**WHAT THIS TASK INVOLVES**
Output every record word for word.

**MATERIAL PROVIDED**

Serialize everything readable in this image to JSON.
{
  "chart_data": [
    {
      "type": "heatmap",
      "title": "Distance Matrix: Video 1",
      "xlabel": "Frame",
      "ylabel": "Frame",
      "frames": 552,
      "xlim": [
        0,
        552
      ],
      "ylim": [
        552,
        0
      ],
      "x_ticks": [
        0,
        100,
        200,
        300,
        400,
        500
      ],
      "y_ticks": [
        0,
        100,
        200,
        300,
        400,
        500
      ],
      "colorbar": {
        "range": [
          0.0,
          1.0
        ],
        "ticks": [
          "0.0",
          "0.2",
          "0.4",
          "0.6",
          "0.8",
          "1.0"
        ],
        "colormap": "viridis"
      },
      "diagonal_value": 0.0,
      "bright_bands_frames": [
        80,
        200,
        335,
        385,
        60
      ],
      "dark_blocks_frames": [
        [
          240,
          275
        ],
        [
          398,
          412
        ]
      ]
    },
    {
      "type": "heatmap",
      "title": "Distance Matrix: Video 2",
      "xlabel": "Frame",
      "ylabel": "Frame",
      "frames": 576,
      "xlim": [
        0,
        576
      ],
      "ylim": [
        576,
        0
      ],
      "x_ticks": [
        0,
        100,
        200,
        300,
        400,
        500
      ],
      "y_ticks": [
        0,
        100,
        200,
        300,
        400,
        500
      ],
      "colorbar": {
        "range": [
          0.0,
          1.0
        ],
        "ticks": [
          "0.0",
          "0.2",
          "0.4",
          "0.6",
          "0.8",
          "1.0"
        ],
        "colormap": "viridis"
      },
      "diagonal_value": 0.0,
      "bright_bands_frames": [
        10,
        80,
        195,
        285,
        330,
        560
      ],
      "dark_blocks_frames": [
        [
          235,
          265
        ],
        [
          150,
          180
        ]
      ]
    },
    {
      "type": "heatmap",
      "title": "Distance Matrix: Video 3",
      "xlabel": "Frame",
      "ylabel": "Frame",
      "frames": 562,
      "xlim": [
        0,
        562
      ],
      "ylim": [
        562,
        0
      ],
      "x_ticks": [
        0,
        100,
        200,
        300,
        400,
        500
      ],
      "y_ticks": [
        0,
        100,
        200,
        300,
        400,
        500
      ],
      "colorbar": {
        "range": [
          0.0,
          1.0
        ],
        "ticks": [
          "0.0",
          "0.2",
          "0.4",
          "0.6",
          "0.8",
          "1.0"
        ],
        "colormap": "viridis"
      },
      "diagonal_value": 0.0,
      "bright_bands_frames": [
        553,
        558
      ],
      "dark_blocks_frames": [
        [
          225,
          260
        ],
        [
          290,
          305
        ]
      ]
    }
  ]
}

**CORRECT RESULT**
Serialize everything readable in this image to JSON.
{
  "chart_data": [
    {
      "type": "heatmap",
      "title": "Distance Matrix: Video 1",
      "xlabel": "Frame",
      "ylabel": "Frame",
      "frames": 552,
      "xlim": [
        0,
        552
      ],
      "ylim": [
        552,
        0
      ],
      "x_ticks": [
        0,
        100,
        200,
        300,
        400,
        500
      ],
      "y_ticks": [
        0,
        100,
        200,
        300,
        400,
        500
      ],
      "colorbar": {
        "range": [
          0.0,
          1.0
        ],
        "ticks": [
          "0.0",
          "0.2",
          "0.4",
          "0.6",
          "0.8",
          "1.0"
        ],
        "colormap": "viridis"
      },
      "diagonal_value": 0.0,
      "bright_bands_frames": [
        80,
        200,
        335,
        385,
        60
      ],
      "dark_blocks_frames": [
        [
          240,
          275
        ],
        [
          398,
          412
        ]
      ]
    },
    {
      "type": "heatmap",
      "title": "Distance Matrix: Video 2",
      "xlabel": "Frame",
      "ylabel": "Frame",
      "frames": 576,
      "xlim": [
        0,
        576
      ],
      "ylim": [
        576,
        0
      ],
      "x_ticks": [
        0,
        100,
        200,
        300,
        400,
        500
      ],
      "y_ticks": [
        0,
        100,
        200,
        300,
        400,
        500
      ],
      "colorbar": {
        "range": [
          0.0,
          1.0
        ],
        "ticks": [
          "0.0",
          "0.2",
          "0.4",
          "0.6",
          "0.8",
          "1.0"
        ],
        "colormap": "viridis"
      },
      "diagonal_value": 0.0,
      "bright_bands_frames": [
        10,
        80,
        195,
        285,
        330,
        560
      ],
      "dark_blocks_frames": [
        [
          235,
          265
        ],
        [
          150,
          180
        ]
      ]
    },
    {
      "type": "heatmap",
      "title": "Distance Matrix: Video 3",
      "xlabel": "Frame",
      "ylabel": "Frame",
      "frames": 562,
      "xlim": [
        0,
        562
      ],
      "ylim": [
        562,
        0
      ],
      "x_ticks": [
        0,
        100,
        200,
        300,
        400,
        500
      ],
      "y_ticks": [
        0,
        100,
        200,
        300,
        400,
        500
      ],
      "colorbar": {
        "range": [
          0.0,
          1.0
        ],
        "ticks": [
          "0.0",
          "0.2",
          "0.4",
          "0.6",
          "0.8",
          "1.0"
        ],
        "colormap": "viridis"
      },
      "diagonal_value": 0.0,
      "bright_bands_frames": [
        553,
        558
      ],
      "dark_blocks_frames": [
        [
          225,
          260
        ],
        [
          290,
          305
        ]
      ]
    }
  ]
}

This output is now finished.